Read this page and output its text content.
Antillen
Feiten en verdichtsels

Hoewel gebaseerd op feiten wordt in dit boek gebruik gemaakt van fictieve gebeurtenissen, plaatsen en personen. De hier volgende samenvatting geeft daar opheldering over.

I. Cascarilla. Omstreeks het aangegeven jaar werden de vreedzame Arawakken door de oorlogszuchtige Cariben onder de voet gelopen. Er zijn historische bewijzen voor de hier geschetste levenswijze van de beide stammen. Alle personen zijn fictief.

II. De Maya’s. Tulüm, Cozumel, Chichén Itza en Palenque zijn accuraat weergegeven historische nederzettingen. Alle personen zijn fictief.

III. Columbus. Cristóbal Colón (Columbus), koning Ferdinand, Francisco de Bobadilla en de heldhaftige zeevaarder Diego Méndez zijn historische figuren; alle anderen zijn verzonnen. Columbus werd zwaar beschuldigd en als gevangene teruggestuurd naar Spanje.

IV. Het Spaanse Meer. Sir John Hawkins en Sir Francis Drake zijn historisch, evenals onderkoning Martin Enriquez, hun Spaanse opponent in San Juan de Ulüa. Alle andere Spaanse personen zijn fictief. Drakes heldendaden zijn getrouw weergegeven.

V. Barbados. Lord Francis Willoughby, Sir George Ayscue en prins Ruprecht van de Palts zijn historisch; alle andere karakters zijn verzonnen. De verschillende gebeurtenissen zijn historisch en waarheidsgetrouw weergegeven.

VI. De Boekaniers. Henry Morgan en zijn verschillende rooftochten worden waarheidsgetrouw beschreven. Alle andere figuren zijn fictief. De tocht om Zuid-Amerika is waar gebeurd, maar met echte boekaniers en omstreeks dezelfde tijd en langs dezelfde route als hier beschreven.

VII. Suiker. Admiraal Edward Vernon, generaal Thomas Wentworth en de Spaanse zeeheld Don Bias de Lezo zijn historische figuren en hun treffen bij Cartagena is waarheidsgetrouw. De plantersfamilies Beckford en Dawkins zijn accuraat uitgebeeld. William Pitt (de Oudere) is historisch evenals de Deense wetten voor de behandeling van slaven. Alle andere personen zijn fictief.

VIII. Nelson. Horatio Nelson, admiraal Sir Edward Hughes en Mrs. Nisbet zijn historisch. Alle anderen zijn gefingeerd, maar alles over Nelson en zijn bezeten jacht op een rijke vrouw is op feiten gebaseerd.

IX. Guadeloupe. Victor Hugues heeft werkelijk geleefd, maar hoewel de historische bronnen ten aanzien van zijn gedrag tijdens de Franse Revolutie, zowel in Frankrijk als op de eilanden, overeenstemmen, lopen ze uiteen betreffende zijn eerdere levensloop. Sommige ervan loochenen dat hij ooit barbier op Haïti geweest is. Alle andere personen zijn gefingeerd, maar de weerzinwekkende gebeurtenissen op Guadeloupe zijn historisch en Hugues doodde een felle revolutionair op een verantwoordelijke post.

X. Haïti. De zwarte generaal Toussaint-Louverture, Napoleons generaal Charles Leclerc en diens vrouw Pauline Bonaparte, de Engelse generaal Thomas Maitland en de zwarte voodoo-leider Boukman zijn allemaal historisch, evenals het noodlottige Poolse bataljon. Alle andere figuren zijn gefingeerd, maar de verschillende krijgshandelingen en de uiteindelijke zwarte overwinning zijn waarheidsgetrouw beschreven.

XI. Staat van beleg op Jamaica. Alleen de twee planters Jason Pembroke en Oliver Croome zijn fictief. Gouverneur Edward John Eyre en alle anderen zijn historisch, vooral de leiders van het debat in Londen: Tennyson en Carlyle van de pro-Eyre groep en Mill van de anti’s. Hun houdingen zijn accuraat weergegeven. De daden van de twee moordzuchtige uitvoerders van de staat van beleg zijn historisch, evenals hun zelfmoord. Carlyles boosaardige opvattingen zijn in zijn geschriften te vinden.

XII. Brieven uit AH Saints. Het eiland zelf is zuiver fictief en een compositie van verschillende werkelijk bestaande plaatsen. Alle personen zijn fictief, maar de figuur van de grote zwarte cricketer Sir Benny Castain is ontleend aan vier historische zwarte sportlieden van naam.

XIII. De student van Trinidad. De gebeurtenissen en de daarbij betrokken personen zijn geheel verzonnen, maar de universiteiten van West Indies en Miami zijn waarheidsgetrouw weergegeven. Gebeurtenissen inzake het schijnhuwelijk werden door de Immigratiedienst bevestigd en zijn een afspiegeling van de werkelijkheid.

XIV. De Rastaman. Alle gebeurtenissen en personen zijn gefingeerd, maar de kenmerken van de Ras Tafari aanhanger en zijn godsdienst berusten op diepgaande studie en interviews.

--

- PROBLEM DETAILS: From the material, report only how many lines include the word "zwarte".

- RESPONSE: 2